(Records contained in a dataset)

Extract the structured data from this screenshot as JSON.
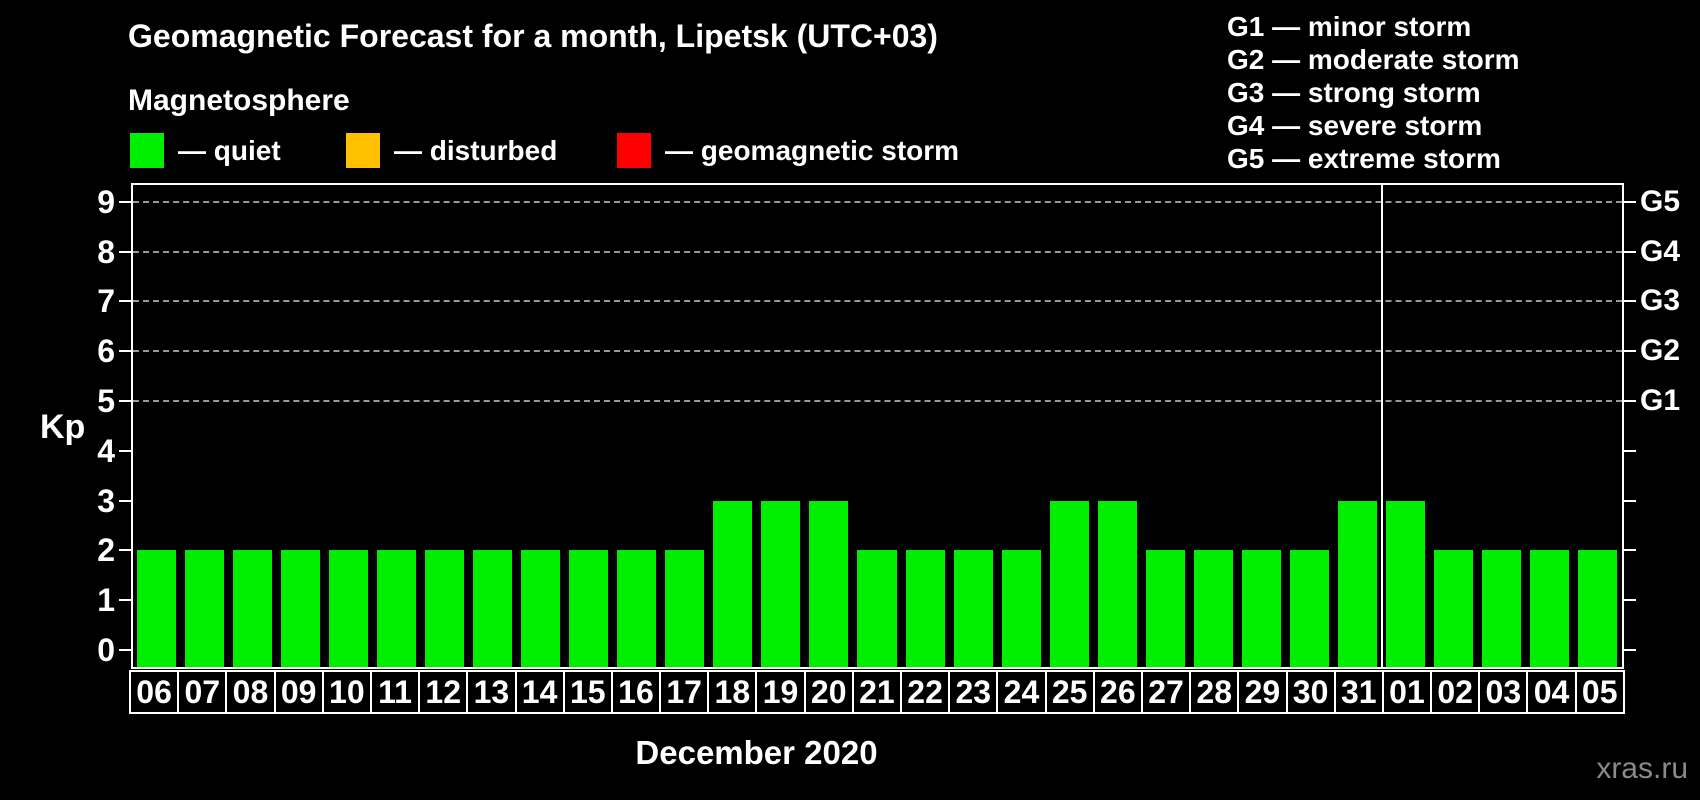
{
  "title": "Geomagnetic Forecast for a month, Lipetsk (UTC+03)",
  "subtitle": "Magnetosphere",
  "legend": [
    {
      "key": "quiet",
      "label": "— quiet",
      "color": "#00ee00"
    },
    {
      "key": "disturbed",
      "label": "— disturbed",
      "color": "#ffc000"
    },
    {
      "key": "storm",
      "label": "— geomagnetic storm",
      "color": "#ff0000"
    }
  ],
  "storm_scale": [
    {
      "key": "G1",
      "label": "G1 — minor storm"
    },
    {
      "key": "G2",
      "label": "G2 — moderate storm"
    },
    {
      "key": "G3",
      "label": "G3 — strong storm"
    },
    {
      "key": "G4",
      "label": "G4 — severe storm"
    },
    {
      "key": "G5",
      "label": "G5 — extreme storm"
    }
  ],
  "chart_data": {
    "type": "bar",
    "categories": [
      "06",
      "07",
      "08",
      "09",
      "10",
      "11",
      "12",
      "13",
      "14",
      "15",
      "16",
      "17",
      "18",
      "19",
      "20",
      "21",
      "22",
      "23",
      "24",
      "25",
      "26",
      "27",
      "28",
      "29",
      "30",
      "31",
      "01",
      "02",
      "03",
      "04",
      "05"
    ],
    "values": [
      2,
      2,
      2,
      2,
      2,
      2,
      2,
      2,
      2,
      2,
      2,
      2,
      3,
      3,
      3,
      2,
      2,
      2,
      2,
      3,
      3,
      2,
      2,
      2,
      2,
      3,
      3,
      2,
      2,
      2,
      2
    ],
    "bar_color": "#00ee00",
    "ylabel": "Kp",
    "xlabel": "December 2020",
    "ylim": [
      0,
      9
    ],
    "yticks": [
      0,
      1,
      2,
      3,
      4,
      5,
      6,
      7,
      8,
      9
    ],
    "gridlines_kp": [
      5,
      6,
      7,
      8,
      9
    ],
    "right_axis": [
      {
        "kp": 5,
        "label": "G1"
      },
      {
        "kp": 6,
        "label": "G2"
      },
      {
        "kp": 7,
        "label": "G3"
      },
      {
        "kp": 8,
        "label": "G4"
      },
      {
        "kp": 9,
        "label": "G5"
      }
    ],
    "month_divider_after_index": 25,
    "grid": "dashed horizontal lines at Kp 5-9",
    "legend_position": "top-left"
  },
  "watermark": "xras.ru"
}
...
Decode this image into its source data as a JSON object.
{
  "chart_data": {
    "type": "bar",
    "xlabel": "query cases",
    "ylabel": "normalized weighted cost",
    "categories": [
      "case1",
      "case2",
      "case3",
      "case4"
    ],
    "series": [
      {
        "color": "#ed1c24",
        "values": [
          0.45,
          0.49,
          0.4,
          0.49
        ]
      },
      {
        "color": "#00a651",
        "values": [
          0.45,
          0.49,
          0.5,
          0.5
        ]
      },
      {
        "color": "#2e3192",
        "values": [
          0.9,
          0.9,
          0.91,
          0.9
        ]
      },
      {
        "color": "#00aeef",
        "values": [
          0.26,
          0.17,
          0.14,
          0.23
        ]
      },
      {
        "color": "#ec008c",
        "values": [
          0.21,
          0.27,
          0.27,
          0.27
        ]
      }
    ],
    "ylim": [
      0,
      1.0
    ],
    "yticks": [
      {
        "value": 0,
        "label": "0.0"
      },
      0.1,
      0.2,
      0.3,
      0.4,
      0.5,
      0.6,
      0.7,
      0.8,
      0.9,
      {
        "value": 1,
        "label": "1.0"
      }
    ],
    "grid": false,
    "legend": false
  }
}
==
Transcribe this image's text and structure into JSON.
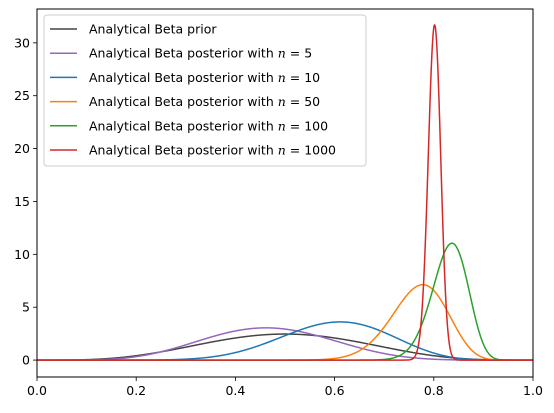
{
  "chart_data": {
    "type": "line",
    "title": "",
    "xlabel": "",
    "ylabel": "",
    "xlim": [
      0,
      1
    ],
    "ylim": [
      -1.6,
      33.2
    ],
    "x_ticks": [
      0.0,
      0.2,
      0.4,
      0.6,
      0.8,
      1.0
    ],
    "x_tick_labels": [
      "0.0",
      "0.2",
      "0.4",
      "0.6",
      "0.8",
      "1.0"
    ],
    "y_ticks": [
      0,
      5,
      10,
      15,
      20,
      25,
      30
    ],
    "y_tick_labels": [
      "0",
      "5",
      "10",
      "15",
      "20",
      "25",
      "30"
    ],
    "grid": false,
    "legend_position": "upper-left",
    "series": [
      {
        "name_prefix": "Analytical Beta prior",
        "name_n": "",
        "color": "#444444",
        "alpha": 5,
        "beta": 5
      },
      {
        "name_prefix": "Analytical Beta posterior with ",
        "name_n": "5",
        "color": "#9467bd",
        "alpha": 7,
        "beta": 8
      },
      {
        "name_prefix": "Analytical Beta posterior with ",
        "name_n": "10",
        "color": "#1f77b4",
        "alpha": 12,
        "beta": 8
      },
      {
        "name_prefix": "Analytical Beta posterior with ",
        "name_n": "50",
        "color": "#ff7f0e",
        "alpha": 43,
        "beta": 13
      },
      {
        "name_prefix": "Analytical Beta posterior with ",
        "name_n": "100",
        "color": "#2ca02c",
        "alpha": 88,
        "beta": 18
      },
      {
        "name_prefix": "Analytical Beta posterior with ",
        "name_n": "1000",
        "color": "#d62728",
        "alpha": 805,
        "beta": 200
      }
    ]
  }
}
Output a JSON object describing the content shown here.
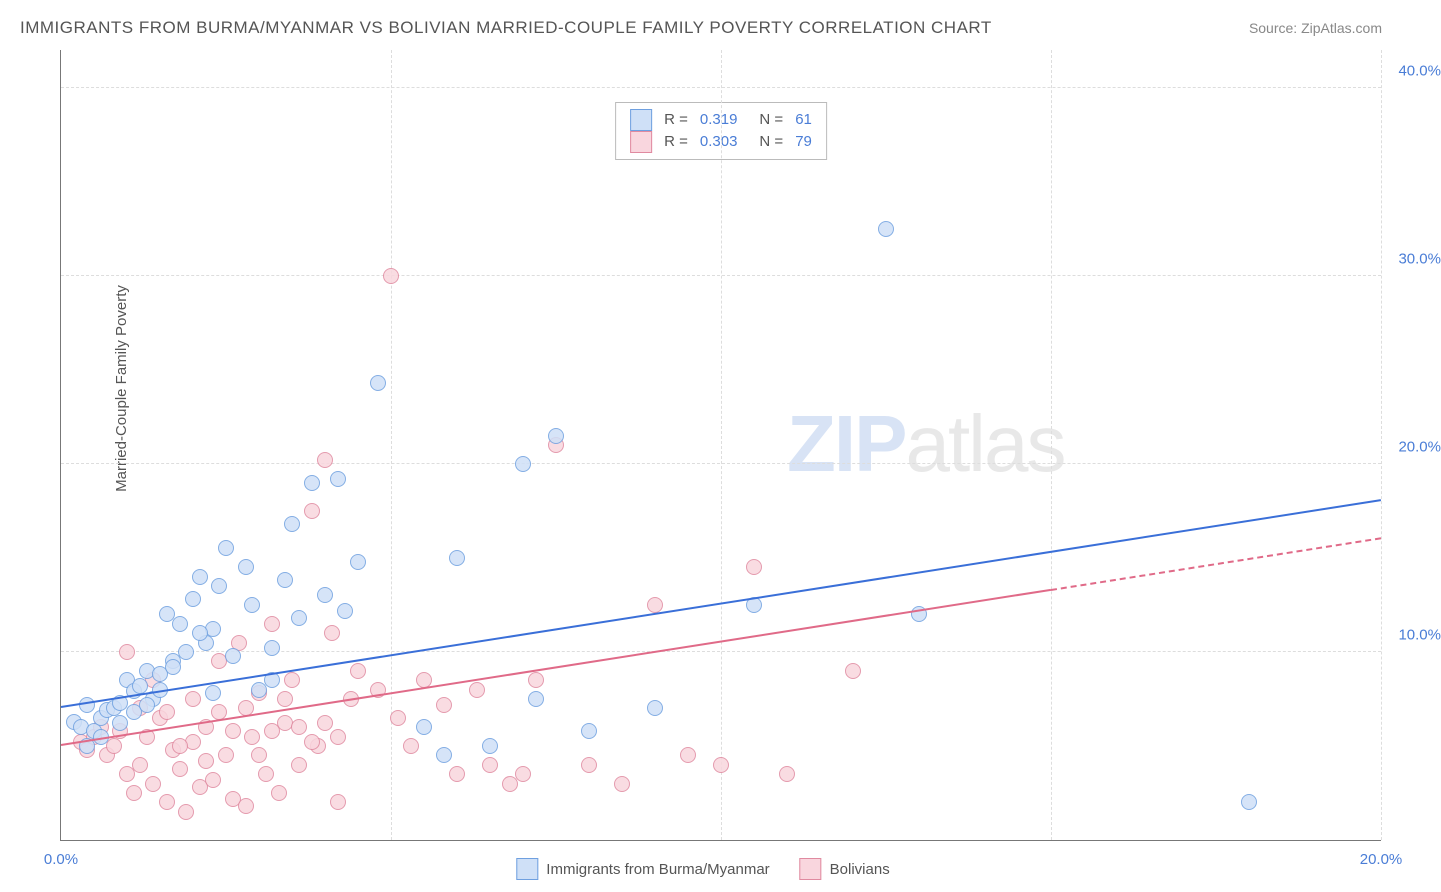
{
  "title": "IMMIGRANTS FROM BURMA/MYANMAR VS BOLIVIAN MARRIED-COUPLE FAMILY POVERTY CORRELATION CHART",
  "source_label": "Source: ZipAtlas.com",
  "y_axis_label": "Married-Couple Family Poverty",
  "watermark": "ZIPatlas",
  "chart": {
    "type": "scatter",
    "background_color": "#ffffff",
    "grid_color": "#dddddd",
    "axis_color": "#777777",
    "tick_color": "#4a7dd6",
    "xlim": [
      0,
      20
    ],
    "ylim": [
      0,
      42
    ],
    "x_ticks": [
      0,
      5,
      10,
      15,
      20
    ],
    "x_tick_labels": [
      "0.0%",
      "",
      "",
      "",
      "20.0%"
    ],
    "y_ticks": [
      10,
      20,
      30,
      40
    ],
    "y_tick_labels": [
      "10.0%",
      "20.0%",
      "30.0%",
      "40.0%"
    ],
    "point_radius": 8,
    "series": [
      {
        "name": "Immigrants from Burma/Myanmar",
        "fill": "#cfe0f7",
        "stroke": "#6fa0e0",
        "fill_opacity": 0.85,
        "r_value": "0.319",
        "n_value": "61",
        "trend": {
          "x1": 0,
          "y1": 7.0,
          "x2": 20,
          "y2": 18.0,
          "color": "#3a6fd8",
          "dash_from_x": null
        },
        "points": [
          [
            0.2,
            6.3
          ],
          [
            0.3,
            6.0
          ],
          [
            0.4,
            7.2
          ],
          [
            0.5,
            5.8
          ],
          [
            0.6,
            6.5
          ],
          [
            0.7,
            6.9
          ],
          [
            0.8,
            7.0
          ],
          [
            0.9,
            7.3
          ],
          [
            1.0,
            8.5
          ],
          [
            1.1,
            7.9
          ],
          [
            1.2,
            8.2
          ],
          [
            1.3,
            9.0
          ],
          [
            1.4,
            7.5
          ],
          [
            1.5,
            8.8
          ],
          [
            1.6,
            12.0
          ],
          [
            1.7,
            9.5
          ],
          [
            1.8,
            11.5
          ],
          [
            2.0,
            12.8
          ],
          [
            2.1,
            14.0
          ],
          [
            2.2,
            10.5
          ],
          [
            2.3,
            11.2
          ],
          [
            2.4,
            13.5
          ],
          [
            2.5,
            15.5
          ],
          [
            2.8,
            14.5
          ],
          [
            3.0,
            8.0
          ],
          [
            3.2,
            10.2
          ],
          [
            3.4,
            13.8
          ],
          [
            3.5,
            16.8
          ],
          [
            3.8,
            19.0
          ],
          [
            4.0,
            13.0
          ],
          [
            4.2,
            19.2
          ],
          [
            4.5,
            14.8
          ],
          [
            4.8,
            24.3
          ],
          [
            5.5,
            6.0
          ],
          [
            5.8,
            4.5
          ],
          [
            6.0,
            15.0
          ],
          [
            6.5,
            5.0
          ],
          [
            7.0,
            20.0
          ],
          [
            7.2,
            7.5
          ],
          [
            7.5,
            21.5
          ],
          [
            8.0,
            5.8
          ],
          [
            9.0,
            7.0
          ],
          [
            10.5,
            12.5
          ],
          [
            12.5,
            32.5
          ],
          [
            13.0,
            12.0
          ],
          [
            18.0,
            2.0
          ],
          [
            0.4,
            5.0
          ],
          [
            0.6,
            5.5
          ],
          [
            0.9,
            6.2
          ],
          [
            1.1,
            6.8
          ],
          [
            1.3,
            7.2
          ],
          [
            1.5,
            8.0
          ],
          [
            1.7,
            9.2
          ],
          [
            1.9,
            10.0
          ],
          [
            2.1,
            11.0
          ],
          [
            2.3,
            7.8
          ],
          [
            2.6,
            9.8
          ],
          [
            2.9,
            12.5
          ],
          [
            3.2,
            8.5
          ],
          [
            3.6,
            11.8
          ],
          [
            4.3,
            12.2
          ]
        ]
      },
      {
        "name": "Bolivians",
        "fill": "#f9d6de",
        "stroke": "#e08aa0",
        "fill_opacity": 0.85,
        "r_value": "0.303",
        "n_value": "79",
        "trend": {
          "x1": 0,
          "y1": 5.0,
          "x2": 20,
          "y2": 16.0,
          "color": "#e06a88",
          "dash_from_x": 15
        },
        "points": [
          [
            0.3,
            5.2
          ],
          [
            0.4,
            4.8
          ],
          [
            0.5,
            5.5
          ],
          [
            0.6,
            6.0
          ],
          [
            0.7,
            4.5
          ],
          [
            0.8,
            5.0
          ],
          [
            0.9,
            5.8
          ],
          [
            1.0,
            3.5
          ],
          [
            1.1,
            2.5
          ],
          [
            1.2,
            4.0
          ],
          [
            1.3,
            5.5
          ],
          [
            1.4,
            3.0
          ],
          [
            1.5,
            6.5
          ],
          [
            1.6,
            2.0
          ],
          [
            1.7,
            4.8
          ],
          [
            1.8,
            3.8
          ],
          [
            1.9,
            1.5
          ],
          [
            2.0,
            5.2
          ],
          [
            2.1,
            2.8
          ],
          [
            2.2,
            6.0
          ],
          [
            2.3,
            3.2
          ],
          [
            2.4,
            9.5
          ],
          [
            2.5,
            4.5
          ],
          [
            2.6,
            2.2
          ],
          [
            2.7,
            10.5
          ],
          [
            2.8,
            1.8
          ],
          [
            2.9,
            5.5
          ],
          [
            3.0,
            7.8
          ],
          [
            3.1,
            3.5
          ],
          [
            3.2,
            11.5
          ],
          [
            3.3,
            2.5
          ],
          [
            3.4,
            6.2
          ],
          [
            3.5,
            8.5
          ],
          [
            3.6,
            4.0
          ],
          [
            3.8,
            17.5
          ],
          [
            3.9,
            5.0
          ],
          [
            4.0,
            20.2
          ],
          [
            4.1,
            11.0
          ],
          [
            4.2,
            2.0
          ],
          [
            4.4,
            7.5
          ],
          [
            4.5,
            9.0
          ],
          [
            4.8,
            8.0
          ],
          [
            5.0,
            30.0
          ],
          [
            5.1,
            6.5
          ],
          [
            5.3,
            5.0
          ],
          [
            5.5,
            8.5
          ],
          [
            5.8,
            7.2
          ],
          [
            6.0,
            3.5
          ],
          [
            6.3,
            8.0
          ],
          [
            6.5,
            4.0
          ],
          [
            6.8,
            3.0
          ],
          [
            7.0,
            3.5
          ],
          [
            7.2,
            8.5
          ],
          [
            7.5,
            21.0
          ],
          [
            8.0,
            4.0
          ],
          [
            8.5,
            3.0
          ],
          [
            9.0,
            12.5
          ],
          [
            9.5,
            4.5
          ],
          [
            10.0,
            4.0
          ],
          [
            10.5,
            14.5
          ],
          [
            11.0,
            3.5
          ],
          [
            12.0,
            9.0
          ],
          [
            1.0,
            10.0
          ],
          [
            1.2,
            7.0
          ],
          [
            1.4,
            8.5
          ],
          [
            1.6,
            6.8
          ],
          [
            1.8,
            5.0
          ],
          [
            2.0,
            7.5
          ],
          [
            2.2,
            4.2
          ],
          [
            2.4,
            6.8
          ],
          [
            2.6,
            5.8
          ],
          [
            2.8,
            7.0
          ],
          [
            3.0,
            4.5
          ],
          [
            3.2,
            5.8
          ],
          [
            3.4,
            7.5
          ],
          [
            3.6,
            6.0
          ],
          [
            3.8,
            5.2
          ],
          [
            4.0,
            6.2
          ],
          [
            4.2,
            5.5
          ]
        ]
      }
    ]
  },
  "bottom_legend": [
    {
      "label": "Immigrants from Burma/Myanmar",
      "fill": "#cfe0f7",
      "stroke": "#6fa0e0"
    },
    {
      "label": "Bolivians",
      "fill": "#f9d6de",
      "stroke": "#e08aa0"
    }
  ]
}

Problem to work on ->
Gather, from the listing above, every line carrying the word "object".

Expected answer ->
Decode this image into its source data as a JSON object.
Output a JSON object describing the content shown here.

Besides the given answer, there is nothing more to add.